--- Dataset excerpts ---

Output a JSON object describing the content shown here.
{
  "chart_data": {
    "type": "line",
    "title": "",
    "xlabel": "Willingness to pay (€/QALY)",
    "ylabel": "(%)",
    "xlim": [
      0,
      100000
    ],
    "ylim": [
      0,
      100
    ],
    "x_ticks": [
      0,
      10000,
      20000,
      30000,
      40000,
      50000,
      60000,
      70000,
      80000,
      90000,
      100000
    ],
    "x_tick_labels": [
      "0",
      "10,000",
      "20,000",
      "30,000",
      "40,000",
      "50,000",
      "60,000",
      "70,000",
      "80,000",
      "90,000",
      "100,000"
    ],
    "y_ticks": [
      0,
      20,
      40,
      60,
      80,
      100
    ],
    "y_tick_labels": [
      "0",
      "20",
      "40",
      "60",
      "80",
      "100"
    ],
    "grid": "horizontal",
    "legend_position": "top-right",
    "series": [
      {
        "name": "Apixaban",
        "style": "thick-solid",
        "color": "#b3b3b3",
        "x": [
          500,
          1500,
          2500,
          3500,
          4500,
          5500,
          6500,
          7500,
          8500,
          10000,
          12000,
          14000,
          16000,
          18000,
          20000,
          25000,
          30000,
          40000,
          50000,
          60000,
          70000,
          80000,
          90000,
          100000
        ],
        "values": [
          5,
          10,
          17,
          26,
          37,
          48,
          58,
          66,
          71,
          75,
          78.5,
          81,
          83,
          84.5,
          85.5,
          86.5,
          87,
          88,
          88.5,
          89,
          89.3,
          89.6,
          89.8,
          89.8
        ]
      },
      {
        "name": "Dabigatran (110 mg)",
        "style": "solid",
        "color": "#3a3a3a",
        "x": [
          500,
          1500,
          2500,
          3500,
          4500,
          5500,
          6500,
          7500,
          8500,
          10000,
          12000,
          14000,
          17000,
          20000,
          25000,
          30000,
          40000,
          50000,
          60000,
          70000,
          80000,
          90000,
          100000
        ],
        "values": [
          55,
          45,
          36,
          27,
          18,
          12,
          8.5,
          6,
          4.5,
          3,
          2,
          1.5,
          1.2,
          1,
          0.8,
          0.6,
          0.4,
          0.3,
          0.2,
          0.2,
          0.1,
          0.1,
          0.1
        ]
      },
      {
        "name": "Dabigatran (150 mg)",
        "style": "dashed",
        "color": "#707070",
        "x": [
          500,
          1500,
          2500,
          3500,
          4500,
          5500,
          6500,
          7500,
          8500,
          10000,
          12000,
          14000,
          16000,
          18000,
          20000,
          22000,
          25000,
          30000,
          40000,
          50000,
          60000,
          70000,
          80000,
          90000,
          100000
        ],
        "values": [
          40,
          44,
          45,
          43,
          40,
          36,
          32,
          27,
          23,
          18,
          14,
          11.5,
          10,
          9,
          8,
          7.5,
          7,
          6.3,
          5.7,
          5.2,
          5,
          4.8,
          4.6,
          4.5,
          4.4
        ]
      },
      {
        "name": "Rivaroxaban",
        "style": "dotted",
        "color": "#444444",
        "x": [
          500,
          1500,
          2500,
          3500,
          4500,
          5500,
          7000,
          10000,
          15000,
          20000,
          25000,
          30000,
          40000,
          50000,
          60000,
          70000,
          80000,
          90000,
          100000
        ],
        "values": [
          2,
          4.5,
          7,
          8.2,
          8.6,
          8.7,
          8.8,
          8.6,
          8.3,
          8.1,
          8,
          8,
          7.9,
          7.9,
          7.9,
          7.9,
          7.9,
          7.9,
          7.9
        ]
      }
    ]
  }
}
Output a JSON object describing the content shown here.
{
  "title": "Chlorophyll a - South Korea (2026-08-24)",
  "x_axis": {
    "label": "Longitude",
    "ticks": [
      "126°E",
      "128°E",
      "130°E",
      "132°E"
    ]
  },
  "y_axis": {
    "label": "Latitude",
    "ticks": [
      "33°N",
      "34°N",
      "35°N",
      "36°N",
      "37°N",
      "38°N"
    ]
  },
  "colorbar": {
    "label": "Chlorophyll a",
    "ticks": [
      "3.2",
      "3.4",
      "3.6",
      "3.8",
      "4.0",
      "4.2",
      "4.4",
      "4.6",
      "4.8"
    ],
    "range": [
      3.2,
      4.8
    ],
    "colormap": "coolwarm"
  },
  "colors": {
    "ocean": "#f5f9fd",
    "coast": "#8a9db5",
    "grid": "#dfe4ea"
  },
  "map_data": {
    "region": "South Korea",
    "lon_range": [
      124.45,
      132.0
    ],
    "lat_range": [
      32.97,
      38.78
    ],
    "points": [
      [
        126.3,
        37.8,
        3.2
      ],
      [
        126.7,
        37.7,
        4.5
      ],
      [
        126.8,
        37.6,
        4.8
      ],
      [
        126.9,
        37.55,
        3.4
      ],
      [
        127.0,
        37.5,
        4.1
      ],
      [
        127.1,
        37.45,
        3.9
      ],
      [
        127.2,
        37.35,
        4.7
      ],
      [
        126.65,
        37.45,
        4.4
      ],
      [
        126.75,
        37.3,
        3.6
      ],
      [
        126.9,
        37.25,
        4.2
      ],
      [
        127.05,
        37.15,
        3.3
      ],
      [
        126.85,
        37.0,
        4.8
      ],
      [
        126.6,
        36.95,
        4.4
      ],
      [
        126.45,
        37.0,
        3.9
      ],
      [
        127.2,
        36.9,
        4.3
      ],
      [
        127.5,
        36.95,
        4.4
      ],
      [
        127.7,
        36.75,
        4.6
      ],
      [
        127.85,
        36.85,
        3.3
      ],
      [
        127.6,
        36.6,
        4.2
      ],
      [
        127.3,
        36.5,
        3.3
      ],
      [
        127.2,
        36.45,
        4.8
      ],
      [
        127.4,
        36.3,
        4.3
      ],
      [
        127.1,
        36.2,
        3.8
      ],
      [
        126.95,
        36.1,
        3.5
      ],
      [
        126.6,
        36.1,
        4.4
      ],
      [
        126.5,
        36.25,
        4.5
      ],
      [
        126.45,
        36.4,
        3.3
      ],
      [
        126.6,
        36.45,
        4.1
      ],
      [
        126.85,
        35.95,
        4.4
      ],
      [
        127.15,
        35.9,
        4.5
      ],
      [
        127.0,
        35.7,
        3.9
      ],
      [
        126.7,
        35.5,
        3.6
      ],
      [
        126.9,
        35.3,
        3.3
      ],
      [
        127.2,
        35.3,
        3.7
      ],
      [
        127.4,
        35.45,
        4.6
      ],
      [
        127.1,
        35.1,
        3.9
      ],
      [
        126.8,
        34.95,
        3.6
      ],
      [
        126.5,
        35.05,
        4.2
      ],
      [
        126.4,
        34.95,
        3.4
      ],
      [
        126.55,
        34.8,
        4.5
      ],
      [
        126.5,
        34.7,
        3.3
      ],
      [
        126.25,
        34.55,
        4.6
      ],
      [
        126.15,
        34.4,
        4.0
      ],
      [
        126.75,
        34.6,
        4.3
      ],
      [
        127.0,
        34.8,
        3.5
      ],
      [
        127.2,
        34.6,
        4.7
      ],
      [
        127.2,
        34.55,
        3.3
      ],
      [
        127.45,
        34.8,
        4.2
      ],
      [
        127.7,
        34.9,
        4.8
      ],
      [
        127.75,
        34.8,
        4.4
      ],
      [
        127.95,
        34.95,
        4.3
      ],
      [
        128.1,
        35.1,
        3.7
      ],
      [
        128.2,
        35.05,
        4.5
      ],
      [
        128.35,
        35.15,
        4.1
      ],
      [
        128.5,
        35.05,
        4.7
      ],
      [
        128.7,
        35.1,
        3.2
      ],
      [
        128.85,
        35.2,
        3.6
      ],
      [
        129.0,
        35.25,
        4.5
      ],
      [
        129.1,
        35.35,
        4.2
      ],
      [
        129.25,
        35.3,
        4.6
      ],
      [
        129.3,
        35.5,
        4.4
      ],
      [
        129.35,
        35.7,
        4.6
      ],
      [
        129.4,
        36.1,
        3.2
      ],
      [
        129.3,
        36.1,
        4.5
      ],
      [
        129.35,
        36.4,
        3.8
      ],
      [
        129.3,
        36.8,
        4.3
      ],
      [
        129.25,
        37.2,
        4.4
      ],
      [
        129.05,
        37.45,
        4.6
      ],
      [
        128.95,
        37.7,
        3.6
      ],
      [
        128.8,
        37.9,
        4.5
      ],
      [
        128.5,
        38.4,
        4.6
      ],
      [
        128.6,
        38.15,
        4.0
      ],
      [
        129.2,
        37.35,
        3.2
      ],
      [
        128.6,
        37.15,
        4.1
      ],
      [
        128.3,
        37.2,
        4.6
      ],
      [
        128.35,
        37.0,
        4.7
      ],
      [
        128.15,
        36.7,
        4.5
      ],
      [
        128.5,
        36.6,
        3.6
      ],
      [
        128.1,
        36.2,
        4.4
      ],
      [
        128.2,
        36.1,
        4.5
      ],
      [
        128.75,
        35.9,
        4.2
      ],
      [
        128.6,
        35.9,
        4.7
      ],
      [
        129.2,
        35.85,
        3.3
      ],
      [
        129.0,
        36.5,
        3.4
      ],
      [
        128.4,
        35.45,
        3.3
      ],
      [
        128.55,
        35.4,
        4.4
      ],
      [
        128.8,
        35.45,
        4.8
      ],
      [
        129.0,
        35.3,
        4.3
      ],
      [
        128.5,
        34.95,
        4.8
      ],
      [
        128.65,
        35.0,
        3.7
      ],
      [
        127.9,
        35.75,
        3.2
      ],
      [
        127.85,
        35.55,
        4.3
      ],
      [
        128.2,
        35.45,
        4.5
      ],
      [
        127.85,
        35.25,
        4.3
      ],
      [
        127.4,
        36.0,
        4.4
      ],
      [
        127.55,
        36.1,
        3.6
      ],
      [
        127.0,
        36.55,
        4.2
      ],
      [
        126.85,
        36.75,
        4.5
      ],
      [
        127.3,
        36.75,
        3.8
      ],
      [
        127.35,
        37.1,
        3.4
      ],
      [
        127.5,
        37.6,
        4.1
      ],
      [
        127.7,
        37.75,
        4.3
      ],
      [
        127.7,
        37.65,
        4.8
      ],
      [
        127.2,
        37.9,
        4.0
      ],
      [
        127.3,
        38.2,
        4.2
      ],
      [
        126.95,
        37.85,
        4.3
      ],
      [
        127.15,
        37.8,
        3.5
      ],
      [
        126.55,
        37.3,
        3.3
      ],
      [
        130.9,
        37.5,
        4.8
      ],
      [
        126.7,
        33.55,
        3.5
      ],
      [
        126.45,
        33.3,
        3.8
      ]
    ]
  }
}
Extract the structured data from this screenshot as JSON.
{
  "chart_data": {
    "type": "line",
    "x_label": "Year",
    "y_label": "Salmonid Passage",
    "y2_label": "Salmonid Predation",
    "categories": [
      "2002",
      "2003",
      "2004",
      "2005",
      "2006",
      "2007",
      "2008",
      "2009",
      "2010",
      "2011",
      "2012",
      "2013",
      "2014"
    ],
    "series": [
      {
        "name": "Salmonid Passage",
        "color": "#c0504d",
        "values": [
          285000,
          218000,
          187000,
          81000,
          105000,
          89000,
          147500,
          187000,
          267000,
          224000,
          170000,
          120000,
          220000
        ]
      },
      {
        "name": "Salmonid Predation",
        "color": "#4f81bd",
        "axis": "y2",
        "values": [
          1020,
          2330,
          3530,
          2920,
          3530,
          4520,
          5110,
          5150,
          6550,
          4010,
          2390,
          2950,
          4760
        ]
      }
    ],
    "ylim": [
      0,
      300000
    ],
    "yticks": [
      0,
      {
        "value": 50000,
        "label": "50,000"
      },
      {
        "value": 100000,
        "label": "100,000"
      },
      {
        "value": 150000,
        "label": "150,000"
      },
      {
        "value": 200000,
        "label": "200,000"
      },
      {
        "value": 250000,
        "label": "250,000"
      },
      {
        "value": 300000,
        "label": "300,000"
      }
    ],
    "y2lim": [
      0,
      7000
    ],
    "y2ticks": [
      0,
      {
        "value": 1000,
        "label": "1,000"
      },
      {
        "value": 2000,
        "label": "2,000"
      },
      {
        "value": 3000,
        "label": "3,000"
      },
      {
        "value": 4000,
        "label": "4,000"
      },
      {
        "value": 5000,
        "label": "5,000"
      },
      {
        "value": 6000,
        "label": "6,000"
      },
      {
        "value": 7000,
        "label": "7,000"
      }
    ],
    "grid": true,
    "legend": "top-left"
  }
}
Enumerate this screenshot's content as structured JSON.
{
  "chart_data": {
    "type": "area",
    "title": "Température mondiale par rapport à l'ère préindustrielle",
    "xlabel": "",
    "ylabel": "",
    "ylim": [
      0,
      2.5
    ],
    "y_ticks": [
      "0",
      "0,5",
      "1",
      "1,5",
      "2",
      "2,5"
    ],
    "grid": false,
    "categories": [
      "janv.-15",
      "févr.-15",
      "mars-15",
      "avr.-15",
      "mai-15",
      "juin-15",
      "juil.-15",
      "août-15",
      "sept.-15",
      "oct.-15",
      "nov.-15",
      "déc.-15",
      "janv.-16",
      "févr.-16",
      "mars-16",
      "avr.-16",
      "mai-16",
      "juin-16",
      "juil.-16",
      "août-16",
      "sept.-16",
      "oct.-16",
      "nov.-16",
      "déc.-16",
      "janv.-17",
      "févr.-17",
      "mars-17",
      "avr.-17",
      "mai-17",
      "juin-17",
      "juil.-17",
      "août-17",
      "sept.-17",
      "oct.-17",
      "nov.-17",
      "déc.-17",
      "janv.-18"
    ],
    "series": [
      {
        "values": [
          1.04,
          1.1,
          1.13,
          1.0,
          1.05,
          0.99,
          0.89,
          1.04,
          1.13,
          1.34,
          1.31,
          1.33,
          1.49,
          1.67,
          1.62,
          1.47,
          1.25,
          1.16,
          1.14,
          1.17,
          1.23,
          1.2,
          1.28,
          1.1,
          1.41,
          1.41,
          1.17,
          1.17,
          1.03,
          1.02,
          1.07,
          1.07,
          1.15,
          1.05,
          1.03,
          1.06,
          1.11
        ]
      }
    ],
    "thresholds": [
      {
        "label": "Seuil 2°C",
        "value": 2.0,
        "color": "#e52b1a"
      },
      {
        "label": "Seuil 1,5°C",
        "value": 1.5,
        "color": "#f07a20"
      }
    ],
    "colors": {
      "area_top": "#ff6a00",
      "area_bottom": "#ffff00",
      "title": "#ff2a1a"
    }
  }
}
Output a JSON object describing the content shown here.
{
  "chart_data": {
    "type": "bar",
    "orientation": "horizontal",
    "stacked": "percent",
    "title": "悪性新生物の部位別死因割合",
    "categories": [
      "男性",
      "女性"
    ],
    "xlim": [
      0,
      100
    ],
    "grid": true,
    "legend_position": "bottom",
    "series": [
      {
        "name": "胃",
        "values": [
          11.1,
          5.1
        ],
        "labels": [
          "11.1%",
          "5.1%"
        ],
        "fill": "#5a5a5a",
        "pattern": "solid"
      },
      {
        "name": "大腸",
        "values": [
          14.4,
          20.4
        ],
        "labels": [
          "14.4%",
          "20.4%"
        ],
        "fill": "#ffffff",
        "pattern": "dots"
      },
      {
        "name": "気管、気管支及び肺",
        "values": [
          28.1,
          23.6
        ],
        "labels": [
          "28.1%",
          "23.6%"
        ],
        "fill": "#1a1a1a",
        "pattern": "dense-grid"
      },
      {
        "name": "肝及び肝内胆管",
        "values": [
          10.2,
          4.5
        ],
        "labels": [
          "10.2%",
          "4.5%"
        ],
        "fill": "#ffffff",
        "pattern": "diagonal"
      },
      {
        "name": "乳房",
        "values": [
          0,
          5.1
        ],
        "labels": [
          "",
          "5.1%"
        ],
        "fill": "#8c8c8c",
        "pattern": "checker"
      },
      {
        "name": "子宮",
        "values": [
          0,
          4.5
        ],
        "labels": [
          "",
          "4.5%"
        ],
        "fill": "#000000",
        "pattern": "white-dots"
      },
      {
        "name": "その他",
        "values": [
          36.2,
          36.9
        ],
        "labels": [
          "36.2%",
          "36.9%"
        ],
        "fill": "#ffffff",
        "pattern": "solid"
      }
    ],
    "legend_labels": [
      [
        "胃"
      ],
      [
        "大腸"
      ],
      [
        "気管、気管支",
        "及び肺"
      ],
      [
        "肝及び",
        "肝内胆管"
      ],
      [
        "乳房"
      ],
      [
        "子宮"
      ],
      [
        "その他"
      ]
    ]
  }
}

--- Task goal ---
Search the lines for "grid". Copy each line that has it.

--- Reply ---
    "grid": "horizontal",
    "grid": "#dfe4ea"
    "grid": true,
    "grid": false,
    "grid": true,
        "pattern": "dense-grid"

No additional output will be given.